(Entries taken from a collection)
<<<<

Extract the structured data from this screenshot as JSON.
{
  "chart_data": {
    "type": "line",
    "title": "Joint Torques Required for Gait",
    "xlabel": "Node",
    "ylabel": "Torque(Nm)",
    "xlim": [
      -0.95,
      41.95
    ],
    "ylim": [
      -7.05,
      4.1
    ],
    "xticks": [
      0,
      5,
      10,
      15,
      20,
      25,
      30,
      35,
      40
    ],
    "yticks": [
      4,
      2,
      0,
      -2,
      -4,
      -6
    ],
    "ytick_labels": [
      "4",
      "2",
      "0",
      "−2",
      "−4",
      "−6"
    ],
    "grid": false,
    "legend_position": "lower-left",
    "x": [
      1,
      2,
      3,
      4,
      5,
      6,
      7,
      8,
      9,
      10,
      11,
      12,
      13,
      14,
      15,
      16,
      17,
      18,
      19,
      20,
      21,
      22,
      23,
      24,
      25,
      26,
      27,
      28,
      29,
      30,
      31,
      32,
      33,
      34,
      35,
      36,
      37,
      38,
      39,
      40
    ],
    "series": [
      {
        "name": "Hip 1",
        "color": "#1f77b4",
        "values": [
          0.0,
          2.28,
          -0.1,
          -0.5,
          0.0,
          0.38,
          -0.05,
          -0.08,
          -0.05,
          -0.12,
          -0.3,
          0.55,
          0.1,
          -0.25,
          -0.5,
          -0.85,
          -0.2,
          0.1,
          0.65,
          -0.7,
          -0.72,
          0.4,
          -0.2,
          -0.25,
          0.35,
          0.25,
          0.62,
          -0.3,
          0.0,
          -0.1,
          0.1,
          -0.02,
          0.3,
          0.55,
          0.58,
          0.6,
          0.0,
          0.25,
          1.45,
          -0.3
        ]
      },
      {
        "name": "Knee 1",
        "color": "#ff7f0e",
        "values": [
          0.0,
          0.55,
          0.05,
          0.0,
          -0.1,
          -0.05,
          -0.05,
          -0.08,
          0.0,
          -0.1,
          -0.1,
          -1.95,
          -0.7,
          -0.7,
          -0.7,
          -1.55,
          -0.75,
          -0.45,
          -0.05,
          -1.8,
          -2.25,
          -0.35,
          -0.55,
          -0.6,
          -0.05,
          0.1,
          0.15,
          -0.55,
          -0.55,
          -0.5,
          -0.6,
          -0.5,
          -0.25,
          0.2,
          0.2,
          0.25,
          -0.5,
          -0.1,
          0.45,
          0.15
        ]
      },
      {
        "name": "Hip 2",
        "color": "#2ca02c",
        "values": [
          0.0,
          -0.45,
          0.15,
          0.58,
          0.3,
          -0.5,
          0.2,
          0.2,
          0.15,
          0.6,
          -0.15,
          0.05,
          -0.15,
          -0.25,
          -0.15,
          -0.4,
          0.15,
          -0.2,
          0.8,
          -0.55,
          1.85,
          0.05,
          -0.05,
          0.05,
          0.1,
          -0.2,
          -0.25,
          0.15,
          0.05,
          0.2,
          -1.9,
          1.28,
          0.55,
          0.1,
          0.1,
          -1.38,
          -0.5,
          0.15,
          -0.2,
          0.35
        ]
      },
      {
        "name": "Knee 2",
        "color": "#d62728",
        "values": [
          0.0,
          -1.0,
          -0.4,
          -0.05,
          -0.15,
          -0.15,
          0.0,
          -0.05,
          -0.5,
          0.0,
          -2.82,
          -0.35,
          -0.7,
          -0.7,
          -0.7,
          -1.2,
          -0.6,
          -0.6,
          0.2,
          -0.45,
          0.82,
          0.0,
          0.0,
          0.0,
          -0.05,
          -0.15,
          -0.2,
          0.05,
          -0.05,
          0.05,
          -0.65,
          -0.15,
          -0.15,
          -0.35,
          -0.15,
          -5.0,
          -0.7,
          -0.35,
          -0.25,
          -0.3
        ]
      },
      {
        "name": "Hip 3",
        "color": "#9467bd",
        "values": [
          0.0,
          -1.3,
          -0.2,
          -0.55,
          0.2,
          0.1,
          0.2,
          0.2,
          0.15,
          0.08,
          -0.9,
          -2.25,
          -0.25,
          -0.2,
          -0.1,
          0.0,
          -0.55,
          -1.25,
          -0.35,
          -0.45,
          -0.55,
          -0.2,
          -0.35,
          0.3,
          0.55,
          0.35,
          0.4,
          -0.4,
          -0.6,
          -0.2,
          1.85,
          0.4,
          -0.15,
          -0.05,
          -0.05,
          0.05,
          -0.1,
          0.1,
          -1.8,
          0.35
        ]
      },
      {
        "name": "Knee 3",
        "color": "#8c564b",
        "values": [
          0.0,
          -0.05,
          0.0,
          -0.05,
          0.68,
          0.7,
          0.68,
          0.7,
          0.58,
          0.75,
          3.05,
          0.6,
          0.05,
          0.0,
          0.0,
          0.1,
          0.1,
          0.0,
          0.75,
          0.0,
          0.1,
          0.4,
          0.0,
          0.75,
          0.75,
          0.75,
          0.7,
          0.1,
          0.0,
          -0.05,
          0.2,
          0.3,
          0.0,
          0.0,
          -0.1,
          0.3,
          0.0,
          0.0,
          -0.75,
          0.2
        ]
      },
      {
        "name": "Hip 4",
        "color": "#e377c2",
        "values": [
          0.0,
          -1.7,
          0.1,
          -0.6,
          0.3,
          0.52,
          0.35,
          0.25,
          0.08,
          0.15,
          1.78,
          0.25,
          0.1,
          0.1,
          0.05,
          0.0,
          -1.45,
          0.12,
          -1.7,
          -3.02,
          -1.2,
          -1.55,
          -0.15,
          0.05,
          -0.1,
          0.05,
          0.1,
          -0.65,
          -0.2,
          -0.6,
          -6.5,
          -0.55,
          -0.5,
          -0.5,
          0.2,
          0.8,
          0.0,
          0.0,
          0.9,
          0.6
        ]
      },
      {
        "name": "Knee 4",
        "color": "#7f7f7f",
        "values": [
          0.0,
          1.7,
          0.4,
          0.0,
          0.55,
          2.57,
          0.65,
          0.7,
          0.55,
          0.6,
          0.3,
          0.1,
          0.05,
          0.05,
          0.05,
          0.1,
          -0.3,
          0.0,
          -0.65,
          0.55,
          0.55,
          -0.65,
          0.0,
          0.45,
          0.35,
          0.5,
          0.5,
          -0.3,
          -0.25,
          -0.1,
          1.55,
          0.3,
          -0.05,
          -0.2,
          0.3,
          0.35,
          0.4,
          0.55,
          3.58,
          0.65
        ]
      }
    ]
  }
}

>>>>

■ SET PROBLEM ■
Emit the records above again, exactly, with no line skipped.

■ RESULT OF THE EXERCISE ■
Extract the structured data from this screenshot as JSON.
{
  "chart_data": {
    "type": "line",
    "title": "Joint Torques Required for Gait",
    "xlabel": "Node",
    "ylabel": "Torque(Nm)",
    "xlim": [
      -0.95,
      41.95
    ],
    "ylim": [
      -7.05,
      4.1
    ],
    "xticks": [
      0,
      5,
      10,
      15,
      20,
      25,
      30,
      35,
      40
    ],
    "yticks": [
      4,
      2,
      0,
      -2,
      -4,
      -6
    ],
    "ytick_labels": [
      "4",
      "2",
      "0",
      "−2",
      "−4",
      "−6"
    ],
    "grid": false,
    "legend_position": "lower-left",
    "x": [
      1,
      2,
      3,
      4,
      5,
      6,
      7,
      8,
      9,
      10,
      11,
      12,
      13,
      14,
      15,
      16,
      17,
      18,
      19,
      20,
      21,
      22,
      23,
      24,
      25,
      26,
      27,
      28,
      29,
      30,
      31,
      32,
      33,
      34,
      35,
      36,
      37,
      38,
      39,
      40
    ],
    "series": [
      {
        "name": "Hip 1",
        "color": "#1f77b4",
        "values": [
          0.0,
          2.28,
          -0.1,
          -0.5,
          0.0,
          0.38,
          -0.05,
          -0.08,
          -0.05,
          -0.12,
          -0.3,
          0.55,
          0.1,
          -0.25,
          -0.5,
          -0.85,
          -0.2,
          0.1,
          0.65,
          -0.7,
          -0.72,
          0.4,
          -0.2,
          -0.25,
          0.35,
          0.25,
          0.62,
          -0.3,
          0.0,
          -0.1,
          0.1,
          -0.02,
          0.3,
          0.55,
          0.58,
          0.6,
          0.0,
          0.25,
          1.45,
          -0.3
        ]
      },
      {
        "name": "Knee 1",
        "color": "#ff7f0e",
        "values": [
          0.0,
          0.55,
          0.05,
          0.0,
          -0.1,
          -0.05,
          -0.05,
          -0.08,
          0.0,
          -0.1,
          -0.1,
          -1.95,
          -0.7,
          -0.7,
          -0.7,
          -1.55,
          -0.75,
          -0.45,
          -0.05,
          -1.8,
          -2.25,
          -0.35,
          -0.55,
          -0.6,
          -0.05,
          0.1,
          0.15,
          -0.55,
          -0.55,
          -0.5,
          -0.6,
          -0.5,
          -0.25,
          0.2,
          0.2,
          0.25,
          -0.5,
          -0.1,
          0.45,
          0.15
        ]
      },
      {
        "name": "Hip 2",
        "color": "#2ca02c",
        "values": [
          0.0,
          -0.45,
          0.15,
          0.58,
          0.3,
          -0.5,
          0.2,
          0.2,
          0.15,
          0.6,
          -0.15,
          0.05,
          -0.15,
          -0.25,
          -0.15,
          -0.4,
          0.15,
          -0.2,
          0.8,
          -0.55,
          1.85,
          0.05,
          -0.05,
          0.05,
          0.1,
          -0.2,
          -0.25,
          0.15,
          0.05,
          0.2,
          -1.9,
          1.28,
          0.55,
          0.1,
          0.1,
          -1.38,
          -0.5,
          0.15,
          -0.2,
          0.35
        ]
      },
      {
        "name": "Knee 2",
        "color": "#d62728",
        "values": [
          0.0,
          -1.0,
          -0.4,
          -0.05,
          -0.15,
          -0.15,
          0.0,
          -0.05,
          -0.5,
          0.0,
          -2.82,
          -0.35,
          -0.7,
          -0.7,
          -0.7,
          -1.2,
          -0.6,
          -0.6,
          0.2,
          -0.45,
          0.82,
          0.0,
          0.0,
          0.0,
          -0.05,
          -0.15,
          -0.2,
          0.05,
          -0.05,
          0.05,
          -0.65,
          -0.15,
          -0.15,
          -0.35,
          -0.15,
          -5.0,
          -0.7,
          -0.35,
          -0.25,
          -0.3
        ]
      },
      {
        "name": "Hip 3",
        "color": "#9467bd",
        "values": [
          0.0,
          -1.3,
          -0.2,
          -0.55,
          0.2,
          0.1,
          0.2,
          0.2,
          0.15,
          0.08,
          -0.9,
          -2.25,
          -0.25,
          -0.2,
          -0.1,
          0.0,
          -0.55,
          -1.25,
          -0.35,
          -0.45,
          -0.55,
          -0.2,
          -0.35,
          0.3,
          0.55,
          0.35,
          0.4,
          -0.4,
          -0.6,
          -0.2,
          1.85,
          0.4,
          -0.15,
          -0.05,
          -0.05,
          0.05,
          -0.1,
          0.1,
          -1.8,
          0.35
        ]
      },
      {
        "name": "Knee 3",
        "color": "#8c564b",
        "values": [
          0.0,
          -0.05,
          0.0,
          -0.05,
          0.68,
          0.7,
          0.68,
          0.7,
          0.58,
          0.75,
          3.05,
          0.6,
          0.05,
          0.0,
          0.0,
          0.1,
          0.1,
          0.0,
          0.75,
          0.0,
          0.1,
          0.4,
          0.0,
          0.75,
          0.75,
          0.75,
          0.7,
          0.1,
          0.0,
          -0.05,
          0.2,
          0.3,
          0.0,
          0.0,
          -0.1,
          0.3,
          0.0,
          0.0,
          -0.75,
          0.2
        ]
      },
      {
        "name": "Hip 4",
        "color": "#e377c2",
        "values": [
          0.0,
          -1.7,
          0.1,
          -0.6,
          0.3,
          0.52,
          0.35,
          0.25,
          0.08,
          0.15,
          1.78,
          0.25,
          0.1,
          0.1,
          0.05,
          0.0,
          -1.45,
          0.12,
          -1.7,
          -3.02,
          -1.2,
          -1.55,
          -0.15,
          0.05,
          -0.1,
          0.05,
          0.1,
          -0.65,
          -0.2,
          -0.6,
          -6.5,
          -0.55,
          -0.5,
          -0.5,
          0.2,
          0.8,
          0.0,
          0.0,
          0.9,
          0.6
        ]
      },
      {
        "name": "Knee 4",
        "color": "#7f7f7f",
        "values": [
          0.0,
          1.7,
          0.4,
          0.0,
          0.55,
          2.57,
          0.65,
          0.7,
          0.55,
          0.6,
          0.3,
          0.1,
          0.05,
          0.05,
          0.05,
          0.1,
          -0.3,
          0.0,
          -0.65,
          0.55,
          0.55,
          -0.65,
          0.0,
          0.45,
          0.35,
          0.5,
          0.5,
          -0.3,
          -0.25,
          -0.1,
          1.55,
          0.3,
          -0.05,
          -0.2,
          0.3,
          0.35,
          0.4,
          0.55,
          3.58,
          0.65
        ]
      }
    ]
  }
}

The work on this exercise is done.